When Czech and Korean Scientists Team Up Against Nerve Agents
The body stiffens, breathing slows, muscles contract. Even brief contact with a nerve agent is enough to halt the vital communication between nerves and muscles in the human body. Signal transmission collapses and the body loses control of its functions. At this very moment, when minutes decide between life and death, an invisible race against time begins.
At the Faculty of Science University of Hradec Králové, a team led by Professor Kamil Musílek from the Department of Chemistry has decided not only to enter this race, but to win it. Their work builds on many years of research, as scientists in Hradec Králové have been developing antidotes for a long time. Their research now takes on a new dimension through a project with colleagues from South Korea, focusing on the development of more effective antidotes
The Invisible Killers Behind Nerve Agents
Substances capable of shutting down the human body in such a drastic way are known as organophosphates. This group of compounds includes certain pesticides and, above all, feared chemical warfare agents such as sarin or VX.
Why are they so dangerous? Their toxicity lies in targeting cholinesterases, enzymes that are essential for the proper functioning of the nervous system. These enzymes terminate nerve signal transmission by breaking down neurotransmitters, allowing muscles to return to a resting state. When organophosphates act, the enzymes are blocked, leading to uncontrolled accumulation of neurotransmitters. The result is muscle spasms progressing to overall paralysis, which can be fatal.

** INFORMATION GIVEN **
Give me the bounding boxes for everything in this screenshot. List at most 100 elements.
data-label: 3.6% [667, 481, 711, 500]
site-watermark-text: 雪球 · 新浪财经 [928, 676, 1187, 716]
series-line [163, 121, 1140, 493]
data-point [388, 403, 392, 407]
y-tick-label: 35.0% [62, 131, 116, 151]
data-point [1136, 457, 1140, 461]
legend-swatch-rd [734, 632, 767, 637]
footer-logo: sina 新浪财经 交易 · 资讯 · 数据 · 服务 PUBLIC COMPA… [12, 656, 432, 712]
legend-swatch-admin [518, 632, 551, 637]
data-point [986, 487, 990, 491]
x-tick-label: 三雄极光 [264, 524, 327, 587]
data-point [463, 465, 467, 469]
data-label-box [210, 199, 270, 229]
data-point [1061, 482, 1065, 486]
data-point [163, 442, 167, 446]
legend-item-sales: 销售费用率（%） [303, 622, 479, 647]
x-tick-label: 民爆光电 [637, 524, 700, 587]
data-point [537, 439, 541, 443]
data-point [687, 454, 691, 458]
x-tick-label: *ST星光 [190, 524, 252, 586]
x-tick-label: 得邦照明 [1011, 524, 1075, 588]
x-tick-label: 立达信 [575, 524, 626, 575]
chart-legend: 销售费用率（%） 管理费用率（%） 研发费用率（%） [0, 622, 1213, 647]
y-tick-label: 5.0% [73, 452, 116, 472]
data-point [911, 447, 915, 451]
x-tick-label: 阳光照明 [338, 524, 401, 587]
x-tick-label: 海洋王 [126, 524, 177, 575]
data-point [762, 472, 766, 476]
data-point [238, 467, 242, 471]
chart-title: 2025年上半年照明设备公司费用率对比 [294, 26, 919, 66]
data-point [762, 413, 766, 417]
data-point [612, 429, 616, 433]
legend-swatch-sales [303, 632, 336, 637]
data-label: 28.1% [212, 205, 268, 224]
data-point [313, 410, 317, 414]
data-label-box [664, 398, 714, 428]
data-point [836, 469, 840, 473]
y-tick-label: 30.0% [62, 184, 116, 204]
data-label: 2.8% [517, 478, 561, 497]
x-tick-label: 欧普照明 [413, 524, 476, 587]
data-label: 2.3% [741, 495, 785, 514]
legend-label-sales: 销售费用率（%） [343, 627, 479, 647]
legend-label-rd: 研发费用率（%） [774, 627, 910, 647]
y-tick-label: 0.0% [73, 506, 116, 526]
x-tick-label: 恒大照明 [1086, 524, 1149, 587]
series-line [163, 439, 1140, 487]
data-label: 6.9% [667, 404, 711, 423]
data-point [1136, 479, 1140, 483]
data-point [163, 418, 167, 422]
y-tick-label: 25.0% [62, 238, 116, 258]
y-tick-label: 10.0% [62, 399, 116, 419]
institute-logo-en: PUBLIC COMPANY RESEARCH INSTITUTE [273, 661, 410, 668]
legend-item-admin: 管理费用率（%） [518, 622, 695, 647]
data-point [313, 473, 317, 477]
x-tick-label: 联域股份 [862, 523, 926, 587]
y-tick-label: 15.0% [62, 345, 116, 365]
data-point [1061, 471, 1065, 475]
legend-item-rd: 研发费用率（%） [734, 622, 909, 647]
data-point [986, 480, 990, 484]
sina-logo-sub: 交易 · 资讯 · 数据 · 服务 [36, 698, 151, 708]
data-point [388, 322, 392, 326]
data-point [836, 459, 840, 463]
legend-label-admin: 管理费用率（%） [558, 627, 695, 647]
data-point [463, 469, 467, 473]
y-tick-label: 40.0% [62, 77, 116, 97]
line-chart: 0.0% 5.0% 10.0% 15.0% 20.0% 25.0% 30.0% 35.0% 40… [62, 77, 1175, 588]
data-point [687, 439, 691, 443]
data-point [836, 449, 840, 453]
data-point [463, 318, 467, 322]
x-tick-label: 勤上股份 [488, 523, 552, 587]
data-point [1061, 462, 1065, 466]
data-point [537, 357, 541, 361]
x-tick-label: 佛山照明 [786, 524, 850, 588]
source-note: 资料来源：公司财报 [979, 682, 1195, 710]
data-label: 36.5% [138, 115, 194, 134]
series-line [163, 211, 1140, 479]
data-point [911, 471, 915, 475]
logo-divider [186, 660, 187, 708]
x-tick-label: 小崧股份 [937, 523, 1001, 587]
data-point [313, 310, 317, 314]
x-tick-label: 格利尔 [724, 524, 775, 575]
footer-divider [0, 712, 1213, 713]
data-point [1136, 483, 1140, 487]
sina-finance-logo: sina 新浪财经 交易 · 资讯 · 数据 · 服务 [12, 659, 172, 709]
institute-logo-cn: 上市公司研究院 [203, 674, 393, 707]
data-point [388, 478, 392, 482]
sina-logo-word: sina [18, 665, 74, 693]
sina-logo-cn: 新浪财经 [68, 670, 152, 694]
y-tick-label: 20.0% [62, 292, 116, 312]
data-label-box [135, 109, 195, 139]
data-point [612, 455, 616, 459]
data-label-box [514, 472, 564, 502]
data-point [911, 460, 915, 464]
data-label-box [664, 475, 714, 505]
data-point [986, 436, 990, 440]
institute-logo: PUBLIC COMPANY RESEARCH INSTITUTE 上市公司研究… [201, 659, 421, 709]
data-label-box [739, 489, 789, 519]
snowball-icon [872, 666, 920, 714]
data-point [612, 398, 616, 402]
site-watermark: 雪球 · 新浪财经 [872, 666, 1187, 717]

** EXERCISE DESCRIPTION **
Answer these from the nerve agent article:
(a) Who leads the team at the Faculty of Science University of Hradec Králové?
(b) Which two chemical warfare agents does the article name as organophosphates?
(c) Which enzymes do organophosphates target?
You won't need the material for this.

** RESPONSE TO THE TASK **
(a) Professor Kamil Musílek from the Department of Chemistry.
(b) Sarin and VX.
(c) Cholinesterases.